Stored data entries
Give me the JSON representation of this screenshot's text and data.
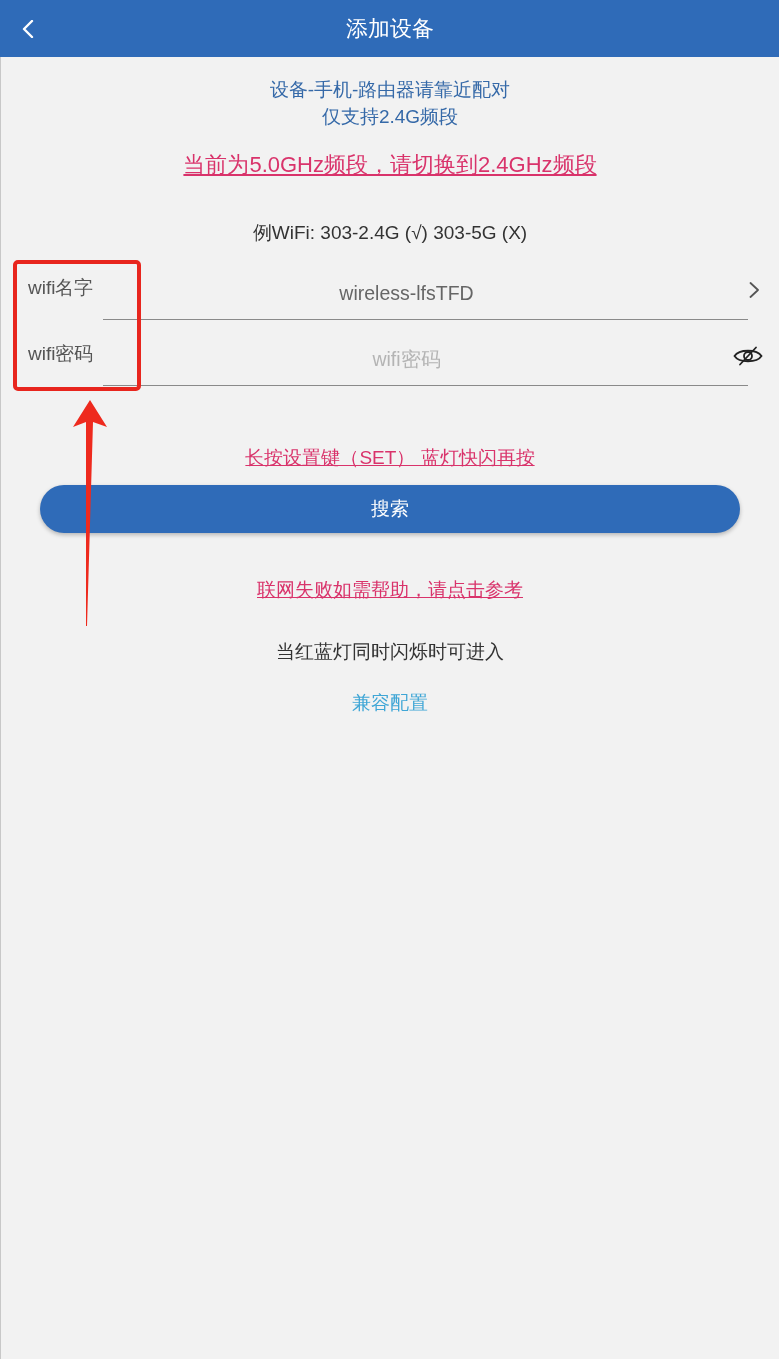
{
  "header": {
    "title": "添加设备"
  },
  "notice": {
    "lines": [
      "设备-手机-路由器请靠近配对",
      "仅支持2.4G频段"
    ]
  },
  "band_warning": "当前为5.0GHz频段，请切换到2.4GHz频段",
  "example": "例WiFi: 303-2.4G (√) 303-5G (X)",
  "fields": [
    {
      "kind": "select",
      "label": "wifi名字",
      "value": "wireless-lfsTFD"
    },
    {
      "kind": "password",
      "label": "wifi密码",
      "placeholder": "wifi密码",
      "password_visible": false
    }
  ],
  "set_hint": "长按设置键（SET） 蓝灯快闪再按",
  "search_button": "搜索",
  "help_link": "联网失败如需帮助，请点击参考",
  "compat_note": "当红蓝灯同时闪烁时可进入",
  "compat_link": "兼容配置"
}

> [Task objective]
Transcribe the entries above verbatim, omitting their pictures.

> [Result of this exercise]
Give me the JSON representation of this screenshot's text and data.
{
  "header": {
    "title": "添加设备"
  },
  "notice": {
    "lines": [
      "设备-手机-路由器请靠近配对",
      "仅支持2.4G频段"
    ]
  },
  "band_warning": "当前为5.0GHz频段，请切换到2.4GHz频段",
  "example": "例WiFi: 303-2.4G (√) 303-5G (X)",
  "fields": [
    {
      "kind": "select",
      "label": "wifi名字",
      "value": "wireless-lfsTFD"
    },
    {
      "kind": "password",
      "label": "wifi密码",
      "placeholder": "wifi密码",
      "password_visible": false
    }
  ],
  "set_hint": "长按设置键（SET） 蓝灯快闪再按",
  "search_button": "搜索",
  "help_link": "联网失败如需帮助，请点击参考",
  "compat_note": "当红蓝灯同时闪烁时可进入",
  "compat_link": "兼容配置"
}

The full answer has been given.